— BEGIN ENTRIES SUPPLIED —

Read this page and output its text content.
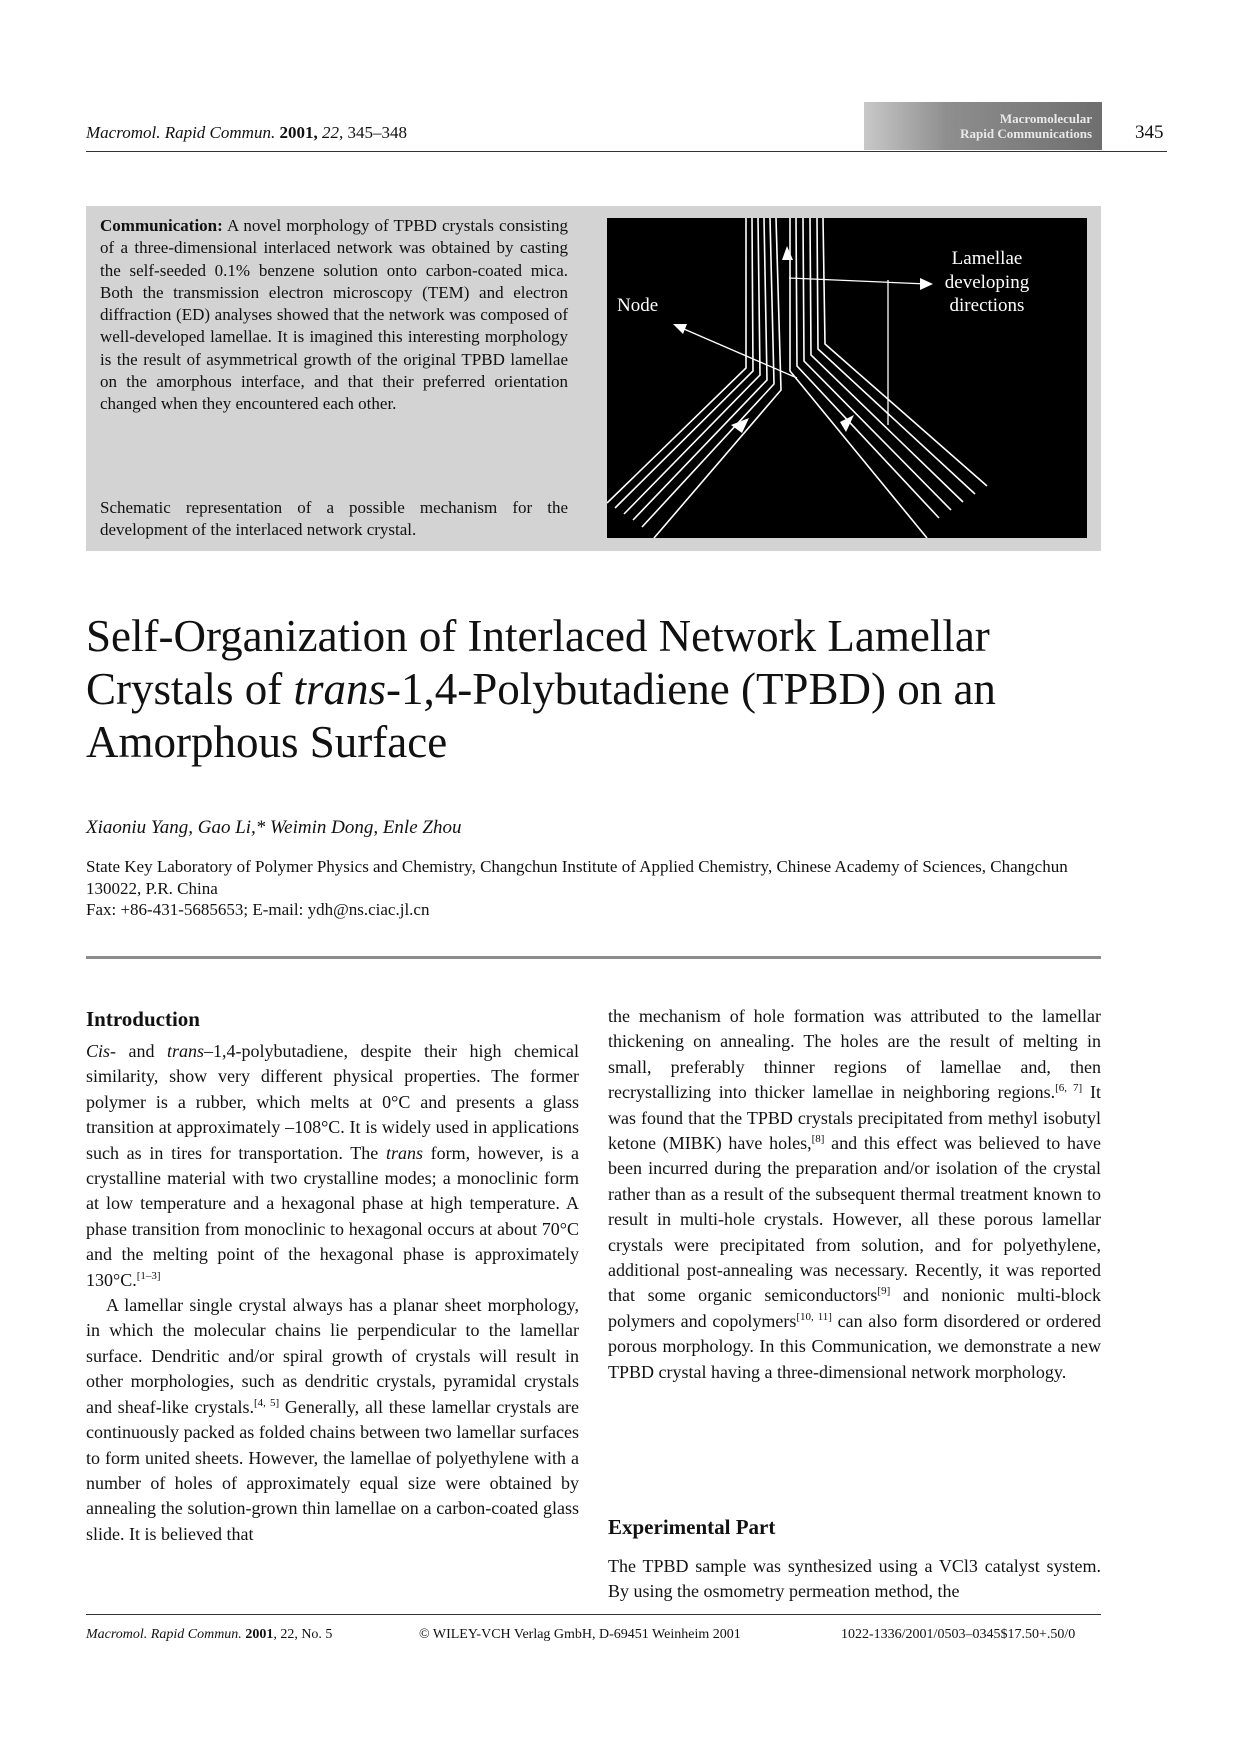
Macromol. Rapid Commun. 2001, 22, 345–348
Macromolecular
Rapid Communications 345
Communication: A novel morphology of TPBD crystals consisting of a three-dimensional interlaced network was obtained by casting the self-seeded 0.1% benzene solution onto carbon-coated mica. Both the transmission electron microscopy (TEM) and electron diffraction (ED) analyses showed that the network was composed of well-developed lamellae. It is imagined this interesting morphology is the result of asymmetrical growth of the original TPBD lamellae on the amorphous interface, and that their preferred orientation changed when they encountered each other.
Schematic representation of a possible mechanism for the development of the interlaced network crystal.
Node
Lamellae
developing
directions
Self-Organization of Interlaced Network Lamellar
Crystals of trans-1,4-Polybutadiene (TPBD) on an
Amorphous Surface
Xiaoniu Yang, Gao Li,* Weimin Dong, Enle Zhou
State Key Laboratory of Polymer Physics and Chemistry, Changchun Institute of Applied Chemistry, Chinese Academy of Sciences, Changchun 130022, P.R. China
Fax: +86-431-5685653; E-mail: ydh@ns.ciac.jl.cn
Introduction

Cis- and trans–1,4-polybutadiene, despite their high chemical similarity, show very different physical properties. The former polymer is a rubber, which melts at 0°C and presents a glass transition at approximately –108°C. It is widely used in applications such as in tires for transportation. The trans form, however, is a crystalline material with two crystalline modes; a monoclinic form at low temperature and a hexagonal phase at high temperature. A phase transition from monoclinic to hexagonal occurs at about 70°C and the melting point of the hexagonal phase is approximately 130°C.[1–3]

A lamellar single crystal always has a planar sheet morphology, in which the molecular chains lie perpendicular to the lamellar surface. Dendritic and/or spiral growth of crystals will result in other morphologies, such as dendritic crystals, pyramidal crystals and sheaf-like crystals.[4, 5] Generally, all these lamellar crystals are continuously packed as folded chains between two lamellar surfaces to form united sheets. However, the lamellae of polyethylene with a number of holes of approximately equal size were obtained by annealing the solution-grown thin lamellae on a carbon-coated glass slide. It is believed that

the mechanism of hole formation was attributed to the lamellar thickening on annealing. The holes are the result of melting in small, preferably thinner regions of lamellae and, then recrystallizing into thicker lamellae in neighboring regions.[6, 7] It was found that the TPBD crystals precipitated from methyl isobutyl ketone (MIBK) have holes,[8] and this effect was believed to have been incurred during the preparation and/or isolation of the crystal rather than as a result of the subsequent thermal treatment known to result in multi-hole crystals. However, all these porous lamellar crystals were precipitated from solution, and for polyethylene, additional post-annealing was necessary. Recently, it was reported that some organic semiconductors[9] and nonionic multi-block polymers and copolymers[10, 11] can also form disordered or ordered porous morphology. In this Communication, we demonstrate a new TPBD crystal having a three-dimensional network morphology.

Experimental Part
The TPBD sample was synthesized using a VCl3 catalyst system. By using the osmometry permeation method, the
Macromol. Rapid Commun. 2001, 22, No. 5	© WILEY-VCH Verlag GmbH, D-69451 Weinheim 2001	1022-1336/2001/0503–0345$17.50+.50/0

— END ENTRIES SUPPLIED —
— BEGIN ENTRIES SUPPLIED —

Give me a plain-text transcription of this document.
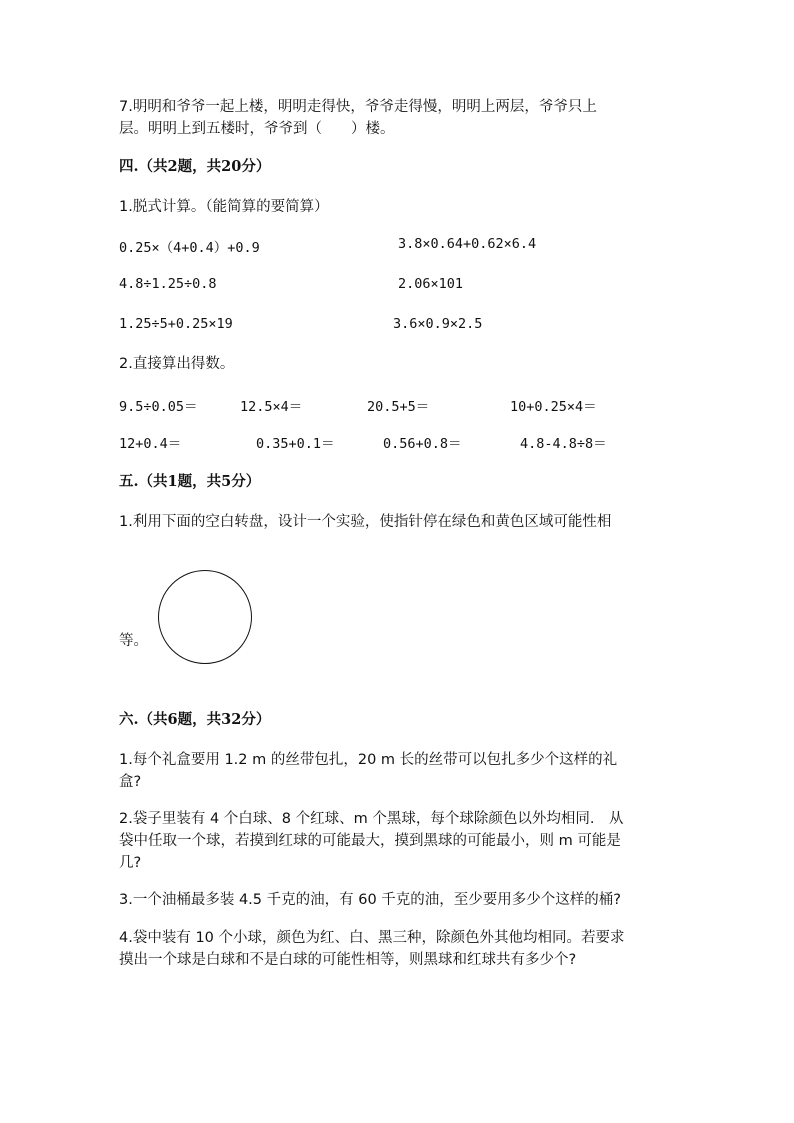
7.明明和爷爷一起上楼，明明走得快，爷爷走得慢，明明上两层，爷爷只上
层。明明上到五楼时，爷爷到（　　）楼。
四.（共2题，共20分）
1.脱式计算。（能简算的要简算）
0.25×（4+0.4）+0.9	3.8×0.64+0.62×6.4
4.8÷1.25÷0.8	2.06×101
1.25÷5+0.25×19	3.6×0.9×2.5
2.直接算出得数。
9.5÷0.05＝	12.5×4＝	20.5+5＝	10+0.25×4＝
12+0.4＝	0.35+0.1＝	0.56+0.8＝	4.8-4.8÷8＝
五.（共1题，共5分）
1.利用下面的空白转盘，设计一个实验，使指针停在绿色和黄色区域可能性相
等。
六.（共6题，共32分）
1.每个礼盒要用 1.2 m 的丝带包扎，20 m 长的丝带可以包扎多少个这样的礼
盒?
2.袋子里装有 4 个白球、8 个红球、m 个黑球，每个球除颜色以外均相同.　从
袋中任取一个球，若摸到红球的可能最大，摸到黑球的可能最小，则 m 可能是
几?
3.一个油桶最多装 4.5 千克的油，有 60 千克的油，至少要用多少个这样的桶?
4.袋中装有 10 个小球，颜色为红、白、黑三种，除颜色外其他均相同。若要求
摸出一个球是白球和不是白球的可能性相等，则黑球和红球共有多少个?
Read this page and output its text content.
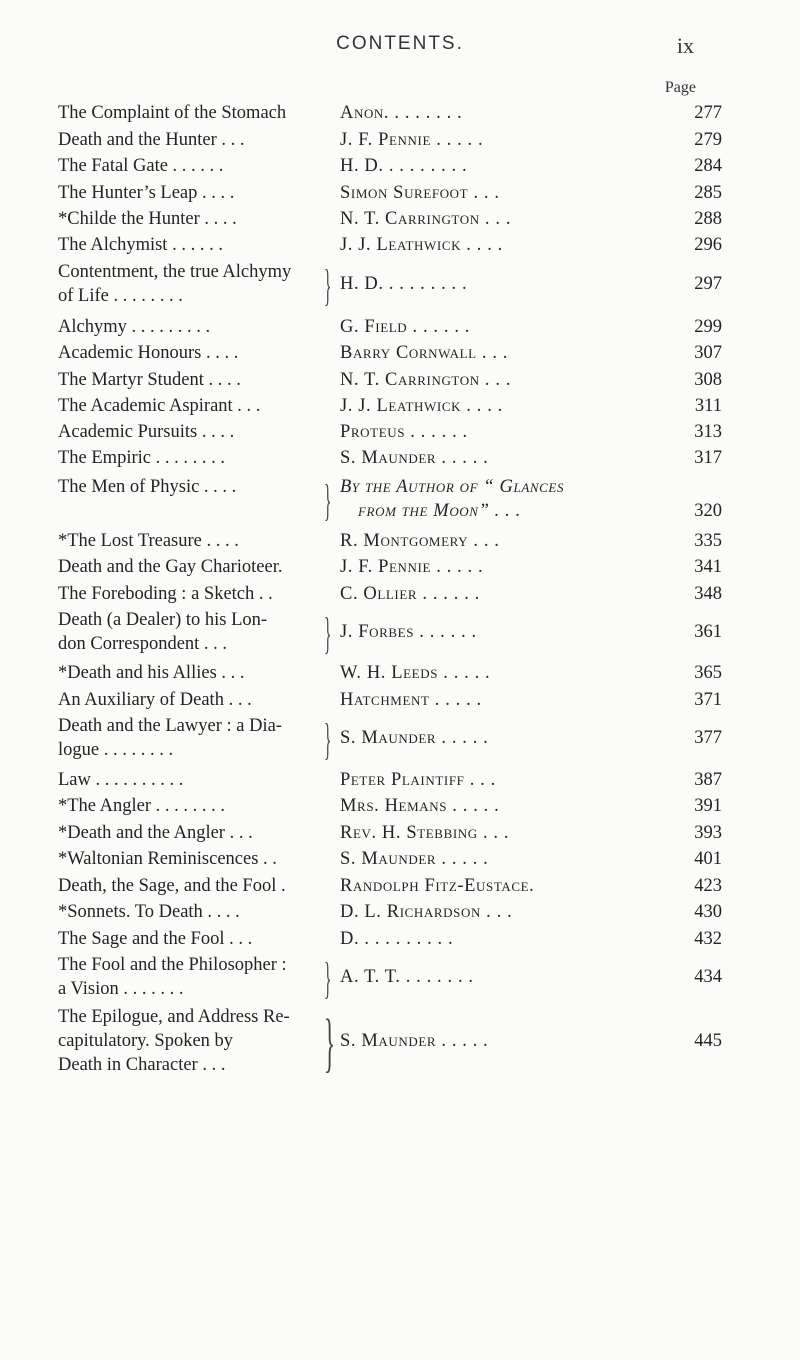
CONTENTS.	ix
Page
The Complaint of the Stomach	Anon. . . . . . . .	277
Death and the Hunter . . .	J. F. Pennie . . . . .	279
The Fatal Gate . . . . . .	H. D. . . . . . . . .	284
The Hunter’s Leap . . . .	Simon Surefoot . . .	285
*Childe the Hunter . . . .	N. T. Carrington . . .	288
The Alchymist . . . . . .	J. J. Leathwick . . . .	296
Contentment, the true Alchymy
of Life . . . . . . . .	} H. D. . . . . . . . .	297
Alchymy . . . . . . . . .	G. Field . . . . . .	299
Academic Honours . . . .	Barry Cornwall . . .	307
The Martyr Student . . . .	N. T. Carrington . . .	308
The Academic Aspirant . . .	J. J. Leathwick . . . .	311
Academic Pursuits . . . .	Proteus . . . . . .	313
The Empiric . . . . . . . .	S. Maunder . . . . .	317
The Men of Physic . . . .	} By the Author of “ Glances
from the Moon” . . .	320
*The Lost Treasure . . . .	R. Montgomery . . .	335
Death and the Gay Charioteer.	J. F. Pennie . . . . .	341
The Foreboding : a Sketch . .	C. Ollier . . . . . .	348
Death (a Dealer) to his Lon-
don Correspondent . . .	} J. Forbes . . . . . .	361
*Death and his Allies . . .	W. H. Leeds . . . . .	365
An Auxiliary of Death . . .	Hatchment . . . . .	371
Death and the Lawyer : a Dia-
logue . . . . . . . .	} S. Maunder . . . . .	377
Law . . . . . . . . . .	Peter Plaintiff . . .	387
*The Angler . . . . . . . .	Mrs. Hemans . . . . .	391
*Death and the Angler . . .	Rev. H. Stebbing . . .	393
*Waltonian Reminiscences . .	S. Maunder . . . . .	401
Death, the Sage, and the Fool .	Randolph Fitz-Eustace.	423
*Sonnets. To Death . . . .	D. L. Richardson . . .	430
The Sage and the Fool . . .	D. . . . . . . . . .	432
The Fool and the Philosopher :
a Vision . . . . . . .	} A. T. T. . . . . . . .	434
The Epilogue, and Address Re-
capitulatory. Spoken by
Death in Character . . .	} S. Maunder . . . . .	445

— END ENTRIES SUPPLIED —

- [INSTRUCTIONS FOR THE TASK] Report all lines of the data above that include the string "glass".

- [COMPLETED TASK]
Cis- and trans–1,4-polybutadiene, despite their high chemical similarity, show very different physical properties. The former polymer is a rubber, which melts at 0°C and presents a glass transition at approximately –108°C. It is widely used in applications such as in tires for transportation. The trans form, however, is a crystalline material with two crystalline modes; a monoclinic form at low temperature and a hexagonal phase at high temperature. A phase transition from monoclinic to hexagonal occurs at about 70°C and the melting point of the hexagonal phase is approximately 130°C.[1–3]
A lamellar single crystal always has a planar sheet morphology, in which the molecular chains lie perpendicular to the lamellar surface. Dendritic and/or spiral growth of crystals will result in other morphologies, such as dendritic crystals, pyramidal crystals and sheaf-like crystals.[4, 5] Generally, all these lamellar crystals are continuously packed as folded chains between two lamellar surfaces to form united sheets. However, the lamellae of polyethylene with a number of holes of approximately equal size were obtained by annealing the solution-grown thin lamellae on a carbon-coated glass slide. It is believed that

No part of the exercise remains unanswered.